## PROBLEM TO WORK ON
Render the lines from the one containing "viewcube-left[interactable]: 左 [500, 433, 574, 471]" up to and including the one containing "watermark-zf3d-url: ZF3D.COM [1070, 711, 1150, 725]" as a JSON list of strings, with one string per line and blank lines left out.

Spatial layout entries
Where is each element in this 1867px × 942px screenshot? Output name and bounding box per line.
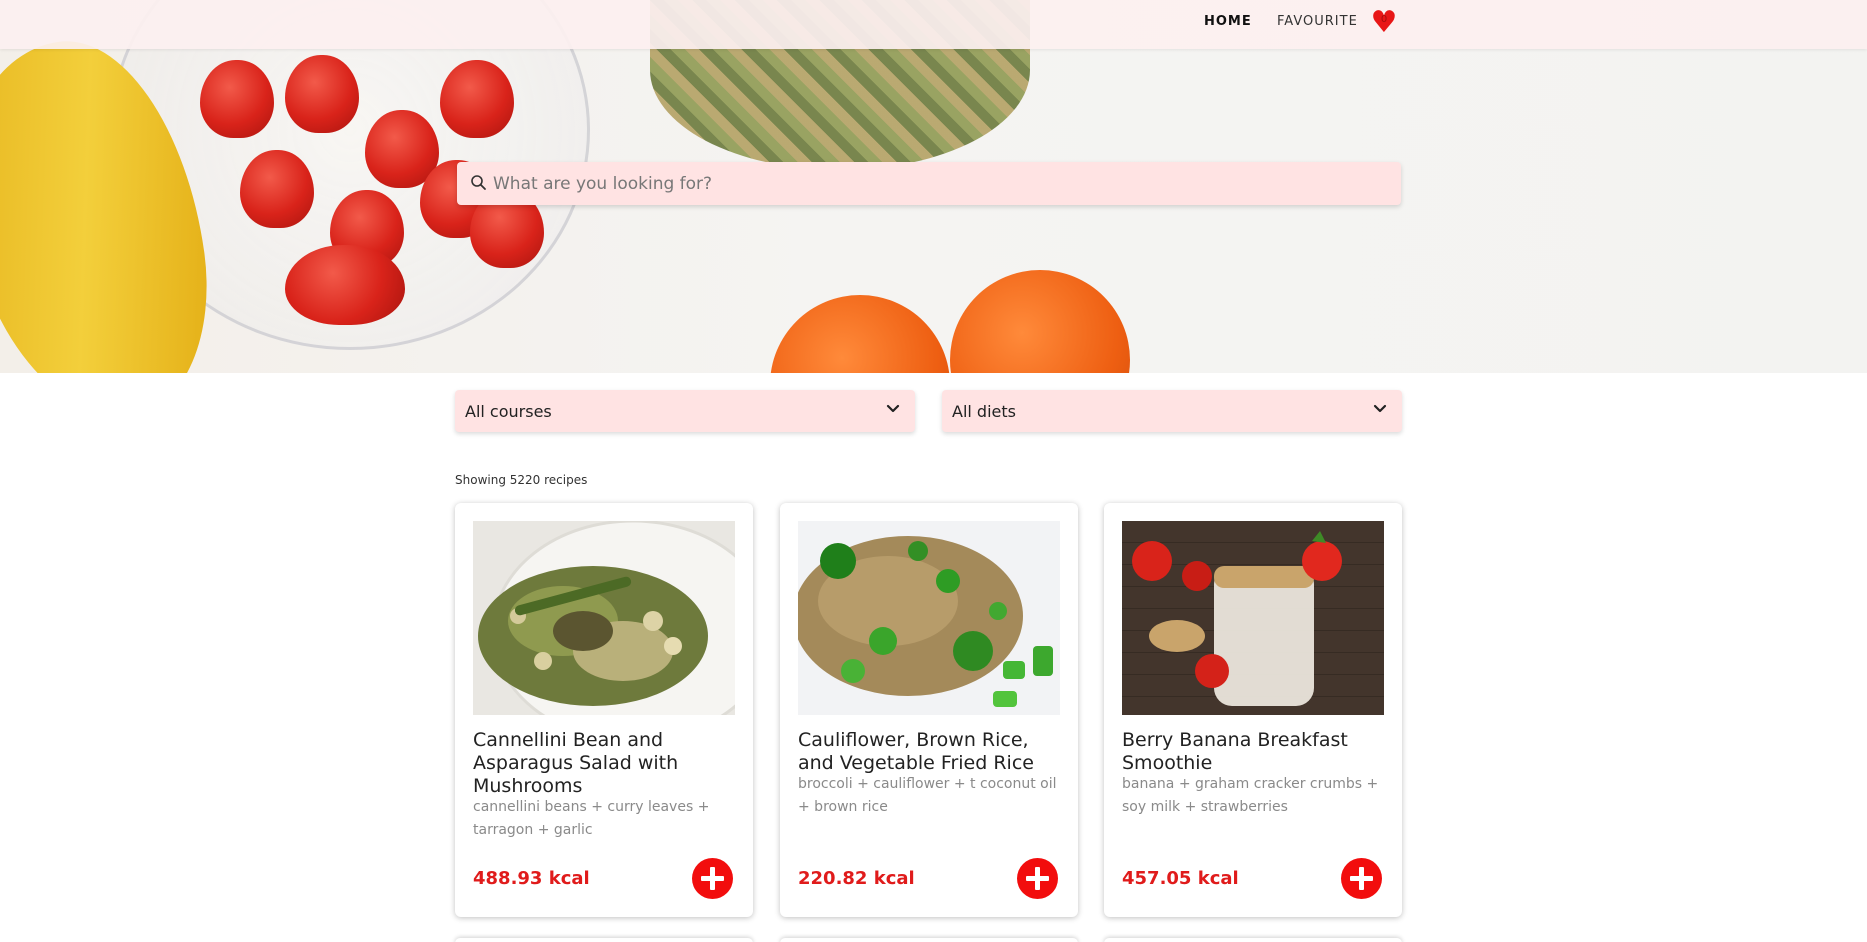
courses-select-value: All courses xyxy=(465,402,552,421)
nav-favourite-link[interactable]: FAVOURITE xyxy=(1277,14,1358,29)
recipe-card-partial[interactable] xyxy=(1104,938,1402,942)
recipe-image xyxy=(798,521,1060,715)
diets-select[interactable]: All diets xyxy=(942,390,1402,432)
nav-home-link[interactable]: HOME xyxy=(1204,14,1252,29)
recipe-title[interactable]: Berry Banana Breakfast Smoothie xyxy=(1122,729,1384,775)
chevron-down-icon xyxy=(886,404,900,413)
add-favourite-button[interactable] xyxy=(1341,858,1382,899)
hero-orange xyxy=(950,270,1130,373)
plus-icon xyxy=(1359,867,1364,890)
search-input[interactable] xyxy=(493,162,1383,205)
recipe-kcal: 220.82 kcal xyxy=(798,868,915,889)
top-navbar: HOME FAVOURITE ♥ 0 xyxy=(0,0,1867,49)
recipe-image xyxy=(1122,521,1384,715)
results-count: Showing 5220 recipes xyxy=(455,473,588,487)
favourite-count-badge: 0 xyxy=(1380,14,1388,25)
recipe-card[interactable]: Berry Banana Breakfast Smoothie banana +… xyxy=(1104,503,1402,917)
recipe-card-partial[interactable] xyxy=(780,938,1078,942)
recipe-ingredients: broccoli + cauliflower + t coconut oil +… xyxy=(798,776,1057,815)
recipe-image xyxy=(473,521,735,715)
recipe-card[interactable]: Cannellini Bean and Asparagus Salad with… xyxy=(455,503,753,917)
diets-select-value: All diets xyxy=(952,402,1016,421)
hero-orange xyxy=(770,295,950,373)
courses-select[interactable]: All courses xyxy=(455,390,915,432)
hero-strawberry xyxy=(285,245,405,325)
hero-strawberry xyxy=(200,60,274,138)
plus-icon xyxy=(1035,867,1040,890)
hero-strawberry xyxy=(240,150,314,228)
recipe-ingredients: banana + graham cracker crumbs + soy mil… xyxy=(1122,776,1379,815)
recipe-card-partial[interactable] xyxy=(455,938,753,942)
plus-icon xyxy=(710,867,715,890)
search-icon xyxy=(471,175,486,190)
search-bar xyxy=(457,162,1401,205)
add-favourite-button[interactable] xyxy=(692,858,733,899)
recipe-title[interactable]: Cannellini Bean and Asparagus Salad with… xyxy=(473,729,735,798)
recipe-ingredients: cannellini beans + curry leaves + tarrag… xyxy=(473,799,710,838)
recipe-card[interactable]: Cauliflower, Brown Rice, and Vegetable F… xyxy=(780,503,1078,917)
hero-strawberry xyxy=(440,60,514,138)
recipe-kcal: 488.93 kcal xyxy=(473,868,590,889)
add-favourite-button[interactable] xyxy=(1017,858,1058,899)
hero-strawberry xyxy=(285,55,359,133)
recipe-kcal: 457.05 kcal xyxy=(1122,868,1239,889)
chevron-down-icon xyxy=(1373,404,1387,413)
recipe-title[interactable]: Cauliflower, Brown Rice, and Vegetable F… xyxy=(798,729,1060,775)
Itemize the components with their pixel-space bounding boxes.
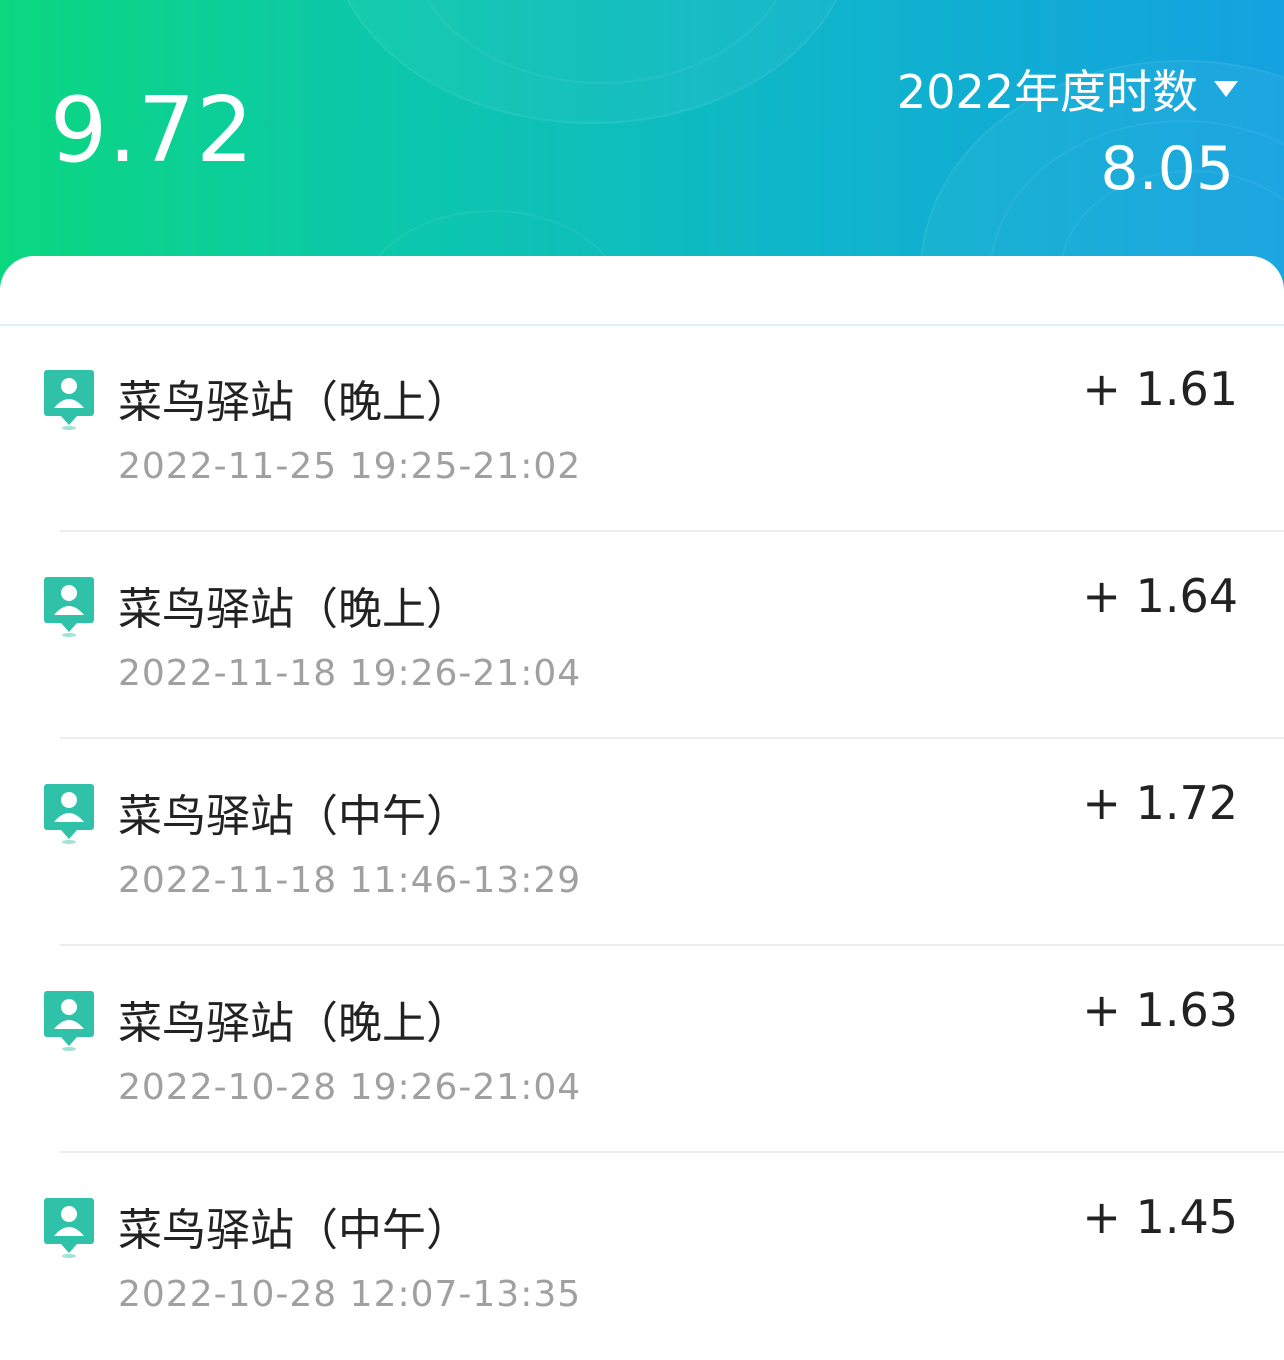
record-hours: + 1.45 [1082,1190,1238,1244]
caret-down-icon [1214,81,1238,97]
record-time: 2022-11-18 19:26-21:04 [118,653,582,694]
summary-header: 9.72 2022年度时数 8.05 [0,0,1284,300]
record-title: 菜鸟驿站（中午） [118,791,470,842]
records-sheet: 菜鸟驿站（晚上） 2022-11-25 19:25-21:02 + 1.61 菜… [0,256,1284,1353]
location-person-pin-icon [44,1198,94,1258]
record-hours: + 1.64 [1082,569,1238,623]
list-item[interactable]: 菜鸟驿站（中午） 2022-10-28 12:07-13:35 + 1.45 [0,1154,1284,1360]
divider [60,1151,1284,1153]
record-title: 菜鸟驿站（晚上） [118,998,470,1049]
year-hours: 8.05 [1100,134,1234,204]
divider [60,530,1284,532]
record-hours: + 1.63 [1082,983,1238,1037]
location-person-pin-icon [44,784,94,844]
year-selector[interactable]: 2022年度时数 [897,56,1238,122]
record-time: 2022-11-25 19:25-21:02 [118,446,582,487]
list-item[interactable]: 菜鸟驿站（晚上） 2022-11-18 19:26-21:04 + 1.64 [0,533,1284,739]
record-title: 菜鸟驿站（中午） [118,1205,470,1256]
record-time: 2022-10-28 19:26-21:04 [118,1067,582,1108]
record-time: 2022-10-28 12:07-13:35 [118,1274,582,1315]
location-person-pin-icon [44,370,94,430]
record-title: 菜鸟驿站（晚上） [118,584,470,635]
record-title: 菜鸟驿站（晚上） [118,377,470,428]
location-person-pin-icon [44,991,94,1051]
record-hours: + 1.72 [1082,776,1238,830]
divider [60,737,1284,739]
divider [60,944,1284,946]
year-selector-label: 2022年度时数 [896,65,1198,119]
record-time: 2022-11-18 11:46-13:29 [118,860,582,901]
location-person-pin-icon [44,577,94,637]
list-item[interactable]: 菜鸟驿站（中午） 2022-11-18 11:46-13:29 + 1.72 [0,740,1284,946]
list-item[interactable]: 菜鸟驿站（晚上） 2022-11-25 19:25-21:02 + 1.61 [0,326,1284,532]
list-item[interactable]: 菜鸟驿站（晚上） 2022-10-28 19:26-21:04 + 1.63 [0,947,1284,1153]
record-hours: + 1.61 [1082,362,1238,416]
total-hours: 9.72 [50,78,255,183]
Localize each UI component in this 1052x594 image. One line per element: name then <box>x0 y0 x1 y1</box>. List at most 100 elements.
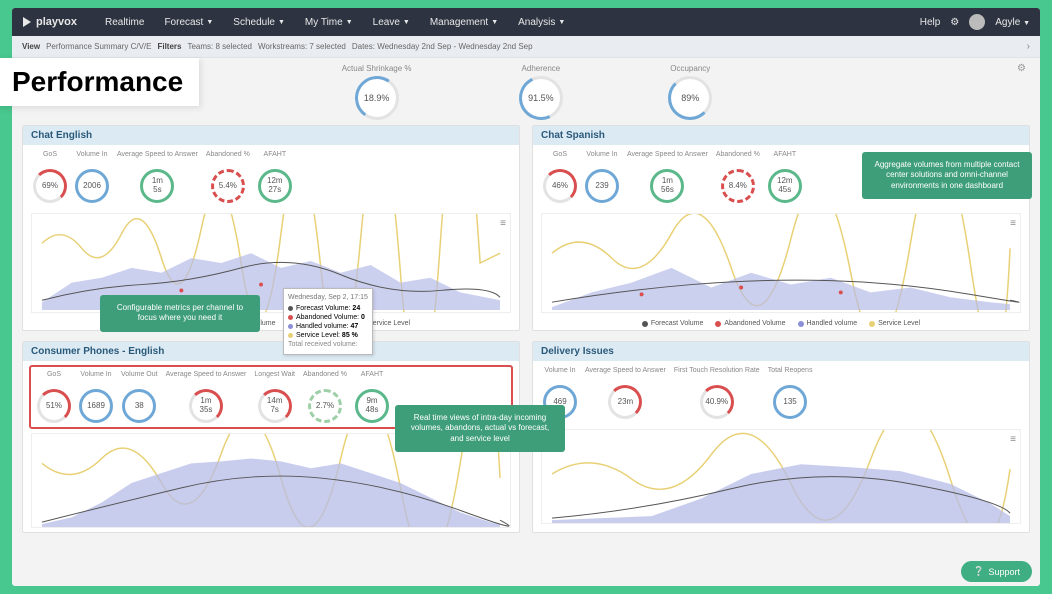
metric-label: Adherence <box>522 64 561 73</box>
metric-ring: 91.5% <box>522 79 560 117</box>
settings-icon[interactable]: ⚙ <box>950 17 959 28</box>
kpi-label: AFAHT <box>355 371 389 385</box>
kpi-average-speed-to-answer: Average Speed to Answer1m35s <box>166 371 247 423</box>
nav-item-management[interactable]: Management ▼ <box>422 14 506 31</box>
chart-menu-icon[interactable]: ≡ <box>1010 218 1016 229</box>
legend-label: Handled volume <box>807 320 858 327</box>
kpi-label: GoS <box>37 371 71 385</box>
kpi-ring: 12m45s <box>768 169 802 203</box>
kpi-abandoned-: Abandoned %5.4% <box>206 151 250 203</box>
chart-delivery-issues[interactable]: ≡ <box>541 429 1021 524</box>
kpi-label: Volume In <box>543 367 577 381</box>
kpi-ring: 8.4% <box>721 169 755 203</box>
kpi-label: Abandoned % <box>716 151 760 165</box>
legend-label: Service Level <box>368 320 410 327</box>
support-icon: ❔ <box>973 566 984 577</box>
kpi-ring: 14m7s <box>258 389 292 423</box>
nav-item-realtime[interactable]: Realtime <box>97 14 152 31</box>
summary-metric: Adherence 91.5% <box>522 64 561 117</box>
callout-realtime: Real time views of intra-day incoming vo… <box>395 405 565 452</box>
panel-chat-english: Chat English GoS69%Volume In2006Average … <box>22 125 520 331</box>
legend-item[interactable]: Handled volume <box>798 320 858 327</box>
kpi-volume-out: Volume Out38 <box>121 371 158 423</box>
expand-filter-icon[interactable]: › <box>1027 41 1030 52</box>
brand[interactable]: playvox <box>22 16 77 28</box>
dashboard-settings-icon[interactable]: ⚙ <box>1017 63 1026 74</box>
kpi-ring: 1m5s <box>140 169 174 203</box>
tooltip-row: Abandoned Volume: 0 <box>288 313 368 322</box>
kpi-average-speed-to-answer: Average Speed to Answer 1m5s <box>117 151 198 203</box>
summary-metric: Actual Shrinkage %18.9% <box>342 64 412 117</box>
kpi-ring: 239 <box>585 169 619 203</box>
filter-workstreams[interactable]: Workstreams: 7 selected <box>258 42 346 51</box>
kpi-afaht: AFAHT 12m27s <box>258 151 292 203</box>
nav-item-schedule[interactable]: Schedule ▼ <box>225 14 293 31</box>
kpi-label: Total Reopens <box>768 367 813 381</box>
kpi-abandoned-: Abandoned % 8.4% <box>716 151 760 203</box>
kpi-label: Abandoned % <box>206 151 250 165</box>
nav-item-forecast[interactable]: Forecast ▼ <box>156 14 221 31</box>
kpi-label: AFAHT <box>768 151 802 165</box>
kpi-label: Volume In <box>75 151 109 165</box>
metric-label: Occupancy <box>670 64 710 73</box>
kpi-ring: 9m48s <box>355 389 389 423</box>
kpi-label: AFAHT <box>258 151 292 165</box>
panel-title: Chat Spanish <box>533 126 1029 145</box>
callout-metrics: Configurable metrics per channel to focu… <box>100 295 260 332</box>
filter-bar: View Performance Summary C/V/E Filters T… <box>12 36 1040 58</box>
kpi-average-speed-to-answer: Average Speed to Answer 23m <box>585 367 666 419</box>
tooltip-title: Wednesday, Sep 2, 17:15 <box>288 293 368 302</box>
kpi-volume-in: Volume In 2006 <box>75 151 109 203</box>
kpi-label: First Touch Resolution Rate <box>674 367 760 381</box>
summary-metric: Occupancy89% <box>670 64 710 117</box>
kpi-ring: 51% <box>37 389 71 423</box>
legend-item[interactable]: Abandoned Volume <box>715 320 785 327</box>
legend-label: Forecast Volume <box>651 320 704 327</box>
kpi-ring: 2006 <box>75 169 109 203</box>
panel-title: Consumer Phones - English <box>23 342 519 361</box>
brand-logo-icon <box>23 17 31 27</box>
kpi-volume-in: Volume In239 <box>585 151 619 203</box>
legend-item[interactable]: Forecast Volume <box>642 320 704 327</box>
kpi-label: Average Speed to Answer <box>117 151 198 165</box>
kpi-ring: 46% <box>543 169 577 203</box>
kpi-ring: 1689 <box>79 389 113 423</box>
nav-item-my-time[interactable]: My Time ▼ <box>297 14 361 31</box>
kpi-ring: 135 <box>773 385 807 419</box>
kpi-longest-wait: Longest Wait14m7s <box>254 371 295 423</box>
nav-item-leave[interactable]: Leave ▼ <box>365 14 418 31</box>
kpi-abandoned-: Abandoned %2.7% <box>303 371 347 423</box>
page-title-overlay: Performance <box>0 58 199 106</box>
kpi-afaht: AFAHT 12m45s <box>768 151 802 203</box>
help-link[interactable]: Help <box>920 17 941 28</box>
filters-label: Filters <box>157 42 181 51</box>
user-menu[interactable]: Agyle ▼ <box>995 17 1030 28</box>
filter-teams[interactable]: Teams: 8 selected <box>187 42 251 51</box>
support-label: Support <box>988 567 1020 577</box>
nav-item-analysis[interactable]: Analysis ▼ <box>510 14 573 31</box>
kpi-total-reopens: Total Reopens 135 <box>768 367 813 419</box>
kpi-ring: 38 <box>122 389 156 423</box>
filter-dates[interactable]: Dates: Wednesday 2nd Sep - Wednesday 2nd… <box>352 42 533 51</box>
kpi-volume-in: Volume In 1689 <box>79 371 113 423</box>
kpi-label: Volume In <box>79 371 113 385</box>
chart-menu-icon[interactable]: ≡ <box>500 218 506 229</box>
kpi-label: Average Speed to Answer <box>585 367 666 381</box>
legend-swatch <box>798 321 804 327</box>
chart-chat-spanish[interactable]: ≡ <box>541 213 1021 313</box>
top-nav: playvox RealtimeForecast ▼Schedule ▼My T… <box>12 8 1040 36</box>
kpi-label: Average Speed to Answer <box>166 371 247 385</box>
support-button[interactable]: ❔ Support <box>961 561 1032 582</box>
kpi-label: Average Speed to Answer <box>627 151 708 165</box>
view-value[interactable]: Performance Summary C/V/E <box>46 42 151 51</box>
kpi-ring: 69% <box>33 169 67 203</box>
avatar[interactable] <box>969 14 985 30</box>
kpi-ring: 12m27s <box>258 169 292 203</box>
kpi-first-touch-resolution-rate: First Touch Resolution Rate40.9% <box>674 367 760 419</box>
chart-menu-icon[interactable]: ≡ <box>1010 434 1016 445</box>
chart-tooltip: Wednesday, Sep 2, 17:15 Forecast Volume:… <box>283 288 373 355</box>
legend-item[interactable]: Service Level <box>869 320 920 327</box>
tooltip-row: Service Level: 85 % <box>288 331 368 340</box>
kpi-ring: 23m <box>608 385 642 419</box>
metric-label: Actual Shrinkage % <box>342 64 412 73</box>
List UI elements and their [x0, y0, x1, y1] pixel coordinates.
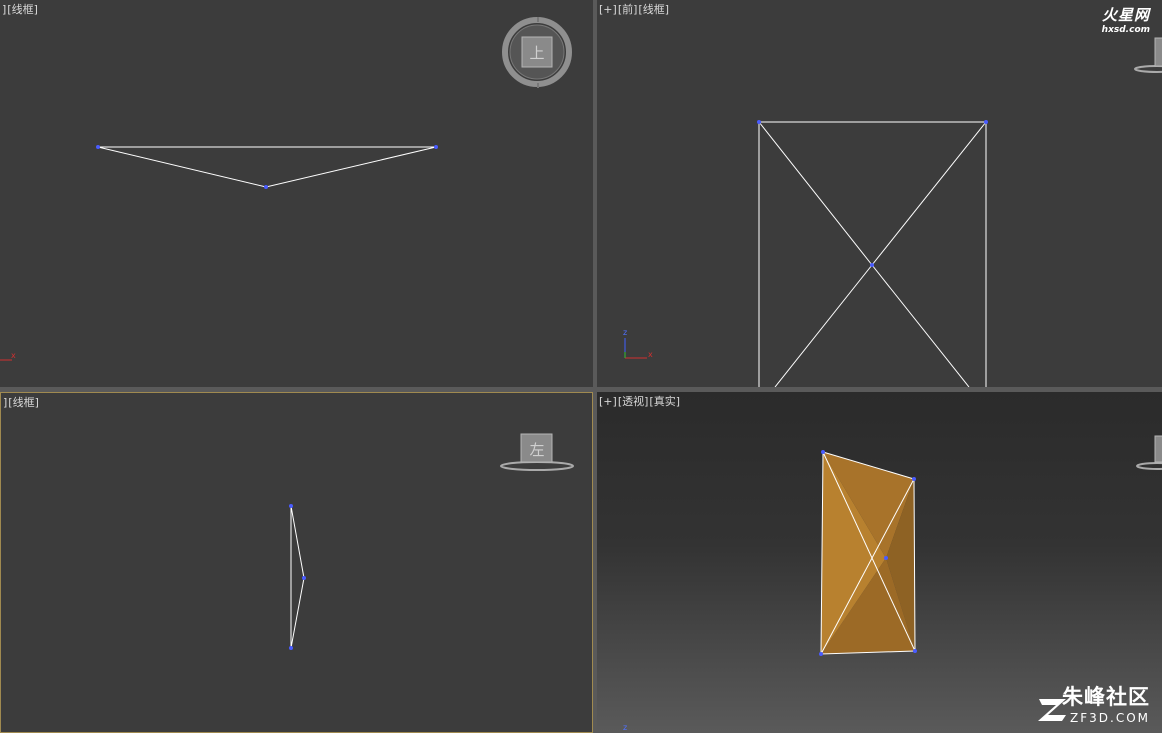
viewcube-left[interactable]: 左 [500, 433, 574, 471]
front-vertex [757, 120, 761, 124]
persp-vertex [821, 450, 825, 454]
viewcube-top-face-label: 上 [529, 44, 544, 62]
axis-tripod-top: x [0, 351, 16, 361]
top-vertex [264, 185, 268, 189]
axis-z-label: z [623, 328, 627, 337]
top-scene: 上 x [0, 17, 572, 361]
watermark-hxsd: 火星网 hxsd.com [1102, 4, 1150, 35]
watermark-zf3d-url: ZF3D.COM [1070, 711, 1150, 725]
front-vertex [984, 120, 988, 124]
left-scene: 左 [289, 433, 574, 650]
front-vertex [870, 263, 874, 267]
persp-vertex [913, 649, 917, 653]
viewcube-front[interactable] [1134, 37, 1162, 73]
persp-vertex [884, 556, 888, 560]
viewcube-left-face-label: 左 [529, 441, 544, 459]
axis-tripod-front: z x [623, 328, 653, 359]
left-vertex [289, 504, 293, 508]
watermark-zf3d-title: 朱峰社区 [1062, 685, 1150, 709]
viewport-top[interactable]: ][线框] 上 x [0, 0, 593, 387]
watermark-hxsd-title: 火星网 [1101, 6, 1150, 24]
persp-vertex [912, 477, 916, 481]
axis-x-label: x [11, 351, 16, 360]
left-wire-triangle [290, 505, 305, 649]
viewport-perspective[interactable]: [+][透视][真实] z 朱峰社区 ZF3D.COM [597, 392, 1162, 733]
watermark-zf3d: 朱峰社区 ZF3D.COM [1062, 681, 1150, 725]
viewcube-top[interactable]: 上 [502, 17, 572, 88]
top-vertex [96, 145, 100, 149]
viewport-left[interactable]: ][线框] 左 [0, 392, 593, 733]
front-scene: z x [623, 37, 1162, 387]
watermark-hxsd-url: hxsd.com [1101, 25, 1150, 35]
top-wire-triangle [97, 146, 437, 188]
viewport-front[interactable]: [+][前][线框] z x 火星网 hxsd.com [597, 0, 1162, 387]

## OUTPUT BELOW
[
  "viewcube-left[interactable]: 左 [500, 433, 574, 471]",
  "front-vertex [757, 120, 761, 124]",
  "persp-vertex [821, 450, 825, 454]",
  "viewcube-top-face-label: 上 [529, 44, 544, 62]",
  "axis-tripod-top: x [0, 351, 16, 361]",
  "top-vertex [264, 185, 268, 189]",
  "axis-z-label: z [623, 328, 627, 337]",
  "top-scene: 上 x [0, 17, 572, 361]",
  "watermark-hxsd: 火星网 hxsd.com [1102, 4, 1150, 35]",
  "watermark-zf3d-url: ZF3D.COM [1070, 711, 1150, 725]"
]